++++ Stored data ++++

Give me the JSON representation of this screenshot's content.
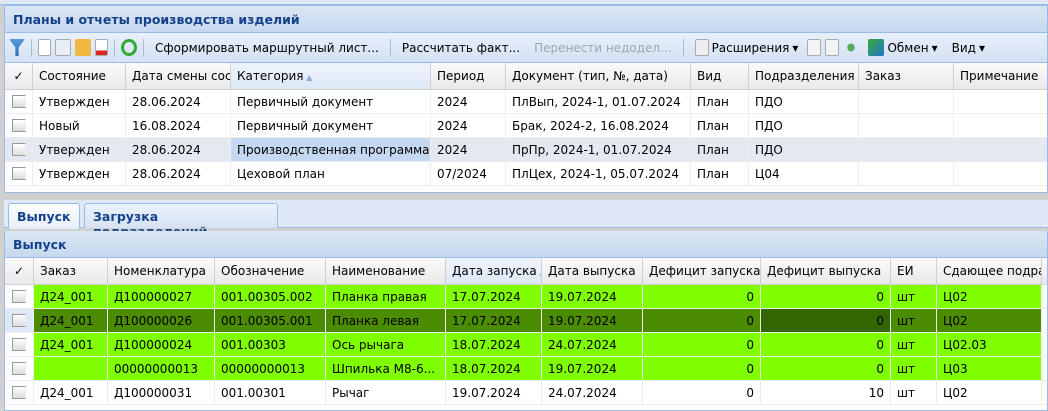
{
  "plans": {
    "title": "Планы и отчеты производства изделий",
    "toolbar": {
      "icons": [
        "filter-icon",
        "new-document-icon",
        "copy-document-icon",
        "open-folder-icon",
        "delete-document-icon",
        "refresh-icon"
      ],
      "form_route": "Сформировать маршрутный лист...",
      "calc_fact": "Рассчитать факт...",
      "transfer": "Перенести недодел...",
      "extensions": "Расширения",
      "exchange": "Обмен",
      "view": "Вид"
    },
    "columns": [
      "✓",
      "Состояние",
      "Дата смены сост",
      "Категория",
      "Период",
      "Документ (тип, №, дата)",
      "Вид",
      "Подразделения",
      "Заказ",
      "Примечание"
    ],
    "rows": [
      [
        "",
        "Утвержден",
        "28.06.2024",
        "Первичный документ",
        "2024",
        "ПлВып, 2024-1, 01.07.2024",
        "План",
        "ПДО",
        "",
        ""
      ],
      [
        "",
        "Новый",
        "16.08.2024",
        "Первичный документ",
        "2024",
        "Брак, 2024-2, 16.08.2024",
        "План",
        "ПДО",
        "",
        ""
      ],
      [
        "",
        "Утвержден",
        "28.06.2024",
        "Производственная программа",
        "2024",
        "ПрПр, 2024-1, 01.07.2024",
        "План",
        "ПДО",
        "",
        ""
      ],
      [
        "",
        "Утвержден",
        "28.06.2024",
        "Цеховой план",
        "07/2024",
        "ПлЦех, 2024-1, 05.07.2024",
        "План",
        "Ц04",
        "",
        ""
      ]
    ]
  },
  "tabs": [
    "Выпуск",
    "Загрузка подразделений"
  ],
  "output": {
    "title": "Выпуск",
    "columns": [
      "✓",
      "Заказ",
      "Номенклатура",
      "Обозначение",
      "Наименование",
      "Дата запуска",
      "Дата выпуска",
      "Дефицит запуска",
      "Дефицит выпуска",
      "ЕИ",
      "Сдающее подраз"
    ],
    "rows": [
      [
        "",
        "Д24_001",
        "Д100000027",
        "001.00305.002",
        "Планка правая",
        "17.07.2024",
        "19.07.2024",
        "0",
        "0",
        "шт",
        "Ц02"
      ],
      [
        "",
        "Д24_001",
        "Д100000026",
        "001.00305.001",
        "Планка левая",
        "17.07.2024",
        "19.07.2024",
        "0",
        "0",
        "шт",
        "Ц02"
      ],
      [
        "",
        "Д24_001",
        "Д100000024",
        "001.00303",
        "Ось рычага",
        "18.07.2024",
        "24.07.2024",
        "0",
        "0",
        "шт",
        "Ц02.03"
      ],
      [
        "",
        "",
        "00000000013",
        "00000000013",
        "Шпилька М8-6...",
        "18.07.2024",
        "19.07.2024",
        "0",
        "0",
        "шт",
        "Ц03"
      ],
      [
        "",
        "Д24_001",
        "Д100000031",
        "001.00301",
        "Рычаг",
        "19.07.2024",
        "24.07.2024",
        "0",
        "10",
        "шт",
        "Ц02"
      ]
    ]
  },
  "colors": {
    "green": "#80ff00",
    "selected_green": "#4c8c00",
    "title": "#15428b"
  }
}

++++
++++ Stored data ++++

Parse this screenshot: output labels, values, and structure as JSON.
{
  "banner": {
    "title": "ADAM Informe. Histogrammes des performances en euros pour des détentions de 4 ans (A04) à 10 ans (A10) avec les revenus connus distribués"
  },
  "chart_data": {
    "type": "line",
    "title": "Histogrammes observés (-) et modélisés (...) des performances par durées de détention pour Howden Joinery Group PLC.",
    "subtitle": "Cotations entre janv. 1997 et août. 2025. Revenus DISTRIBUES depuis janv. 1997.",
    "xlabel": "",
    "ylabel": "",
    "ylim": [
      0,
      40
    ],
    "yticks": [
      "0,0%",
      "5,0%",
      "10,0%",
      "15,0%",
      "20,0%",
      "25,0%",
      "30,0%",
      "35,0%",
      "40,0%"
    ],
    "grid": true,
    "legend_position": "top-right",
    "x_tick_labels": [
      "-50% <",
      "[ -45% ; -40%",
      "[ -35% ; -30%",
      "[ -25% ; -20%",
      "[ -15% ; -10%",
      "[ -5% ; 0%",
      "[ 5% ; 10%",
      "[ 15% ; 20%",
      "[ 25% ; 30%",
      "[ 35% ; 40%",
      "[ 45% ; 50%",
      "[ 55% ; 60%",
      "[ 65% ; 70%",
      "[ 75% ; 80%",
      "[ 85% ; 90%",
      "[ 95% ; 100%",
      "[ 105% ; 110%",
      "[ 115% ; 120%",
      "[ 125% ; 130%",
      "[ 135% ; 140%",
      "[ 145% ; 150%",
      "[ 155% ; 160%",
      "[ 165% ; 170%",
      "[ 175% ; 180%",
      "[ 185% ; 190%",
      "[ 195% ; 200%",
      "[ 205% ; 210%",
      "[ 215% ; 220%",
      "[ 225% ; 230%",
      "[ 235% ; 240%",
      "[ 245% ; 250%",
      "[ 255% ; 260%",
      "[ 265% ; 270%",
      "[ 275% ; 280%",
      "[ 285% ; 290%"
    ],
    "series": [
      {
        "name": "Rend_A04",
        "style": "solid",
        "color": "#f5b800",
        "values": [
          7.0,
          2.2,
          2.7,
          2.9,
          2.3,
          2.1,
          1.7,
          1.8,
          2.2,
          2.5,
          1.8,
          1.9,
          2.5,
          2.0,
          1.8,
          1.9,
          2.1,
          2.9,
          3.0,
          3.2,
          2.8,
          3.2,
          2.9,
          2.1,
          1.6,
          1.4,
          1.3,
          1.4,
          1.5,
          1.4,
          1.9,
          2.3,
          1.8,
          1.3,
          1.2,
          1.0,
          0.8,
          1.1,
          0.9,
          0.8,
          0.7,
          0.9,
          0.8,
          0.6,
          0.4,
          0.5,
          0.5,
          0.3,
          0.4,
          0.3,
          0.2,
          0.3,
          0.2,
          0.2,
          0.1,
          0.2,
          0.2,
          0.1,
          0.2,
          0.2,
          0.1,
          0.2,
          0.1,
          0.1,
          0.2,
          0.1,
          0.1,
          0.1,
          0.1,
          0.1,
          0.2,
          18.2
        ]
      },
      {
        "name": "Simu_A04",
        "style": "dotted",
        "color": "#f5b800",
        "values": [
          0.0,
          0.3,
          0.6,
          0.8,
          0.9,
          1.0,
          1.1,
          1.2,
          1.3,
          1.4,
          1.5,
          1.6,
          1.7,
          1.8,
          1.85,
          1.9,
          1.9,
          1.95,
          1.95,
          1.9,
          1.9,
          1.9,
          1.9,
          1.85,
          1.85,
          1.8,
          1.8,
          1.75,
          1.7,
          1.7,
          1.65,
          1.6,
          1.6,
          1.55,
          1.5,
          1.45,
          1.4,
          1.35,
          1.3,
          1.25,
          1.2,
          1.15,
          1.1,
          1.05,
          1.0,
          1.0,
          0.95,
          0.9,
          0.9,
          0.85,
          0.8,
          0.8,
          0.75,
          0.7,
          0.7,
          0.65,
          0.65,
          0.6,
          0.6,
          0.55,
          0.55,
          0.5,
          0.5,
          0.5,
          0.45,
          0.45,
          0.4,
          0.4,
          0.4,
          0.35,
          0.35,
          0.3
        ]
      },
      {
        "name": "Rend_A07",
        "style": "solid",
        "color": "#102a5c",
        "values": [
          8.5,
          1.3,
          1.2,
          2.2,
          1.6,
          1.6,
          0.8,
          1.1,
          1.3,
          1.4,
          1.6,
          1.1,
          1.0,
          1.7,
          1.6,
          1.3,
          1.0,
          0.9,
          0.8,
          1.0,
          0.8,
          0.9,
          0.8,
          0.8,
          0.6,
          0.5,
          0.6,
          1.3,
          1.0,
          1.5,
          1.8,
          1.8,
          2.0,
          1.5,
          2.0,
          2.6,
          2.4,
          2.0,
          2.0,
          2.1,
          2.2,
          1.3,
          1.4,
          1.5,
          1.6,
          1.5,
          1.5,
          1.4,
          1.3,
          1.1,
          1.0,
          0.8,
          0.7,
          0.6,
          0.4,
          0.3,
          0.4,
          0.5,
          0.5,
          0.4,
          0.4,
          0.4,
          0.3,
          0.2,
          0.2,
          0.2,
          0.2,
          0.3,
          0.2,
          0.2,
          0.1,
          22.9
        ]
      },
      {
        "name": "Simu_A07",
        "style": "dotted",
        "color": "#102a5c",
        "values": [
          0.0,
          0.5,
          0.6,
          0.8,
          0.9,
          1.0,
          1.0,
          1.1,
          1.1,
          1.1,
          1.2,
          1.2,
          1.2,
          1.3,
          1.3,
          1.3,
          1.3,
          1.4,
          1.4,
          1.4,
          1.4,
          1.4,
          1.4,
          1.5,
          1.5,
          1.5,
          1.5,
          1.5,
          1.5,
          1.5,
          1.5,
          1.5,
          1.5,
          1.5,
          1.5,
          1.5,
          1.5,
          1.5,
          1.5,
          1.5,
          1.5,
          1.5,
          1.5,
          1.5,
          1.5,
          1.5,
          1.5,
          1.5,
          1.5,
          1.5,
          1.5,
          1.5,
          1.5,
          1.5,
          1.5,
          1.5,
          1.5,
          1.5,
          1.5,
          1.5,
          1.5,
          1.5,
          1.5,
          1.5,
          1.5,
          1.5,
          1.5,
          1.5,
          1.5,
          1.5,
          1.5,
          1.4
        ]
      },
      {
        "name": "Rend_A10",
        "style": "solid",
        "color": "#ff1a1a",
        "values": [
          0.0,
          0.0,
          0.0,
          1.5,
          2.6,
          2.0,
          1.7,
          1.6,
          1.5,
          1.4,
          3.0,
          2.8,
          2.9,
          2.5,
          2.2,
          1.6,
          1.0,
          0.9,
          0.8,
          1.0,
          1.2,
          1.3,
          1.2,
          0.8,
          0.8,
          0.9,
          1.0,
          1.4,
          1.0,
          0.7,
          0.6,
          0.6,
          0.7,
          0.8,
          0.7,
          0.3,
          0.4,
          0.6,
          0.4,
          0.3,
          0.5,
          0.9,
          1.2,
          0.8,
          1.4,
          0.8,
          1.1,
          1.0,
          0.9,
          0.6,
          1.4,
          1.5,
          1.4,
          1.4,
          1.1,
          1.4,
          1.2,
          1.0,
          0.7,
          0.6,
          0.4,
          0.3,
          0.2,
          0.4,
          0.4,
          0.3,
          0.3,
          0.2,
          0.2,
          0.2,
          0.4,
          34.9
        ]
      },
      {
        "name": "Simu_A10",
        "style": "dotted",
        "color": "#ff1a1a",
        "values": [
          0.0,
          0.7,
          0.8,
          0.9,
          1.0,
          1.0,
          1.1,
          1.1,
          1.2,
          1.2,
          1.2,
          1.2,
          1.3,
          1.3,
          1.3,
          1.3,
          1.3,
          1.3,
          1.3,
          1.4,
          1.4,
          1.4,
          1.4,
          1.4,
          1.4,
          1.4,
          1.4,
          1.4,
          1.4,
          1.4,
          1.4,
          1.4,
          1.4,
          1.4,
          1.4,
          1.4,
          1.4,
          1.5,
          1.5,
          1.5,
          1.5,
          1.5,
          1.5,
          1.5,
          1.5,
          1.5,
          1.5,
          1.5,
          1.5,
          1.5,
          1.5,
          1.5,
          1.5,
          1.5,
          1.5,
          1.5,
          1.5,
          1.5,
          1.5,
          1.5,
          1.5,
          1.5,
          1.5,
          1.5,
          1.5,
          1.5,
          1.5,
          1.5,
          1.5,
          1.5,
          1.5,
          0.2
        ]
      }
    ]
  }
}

++++

The exercise -
Scan the listing above. Gather each line that contains the word "pour".

Answer for the task -
    "title": "ADAM Informe. Histogrammes des performances en euros pour des détentions de 4 ans (A04) à 10 ans (A10) avec les revenus connus distribués"
    "title": "Histogrammes observés (-) et modélisés (...) des performances par durées de détention pour Howden Joinery Group PLC.",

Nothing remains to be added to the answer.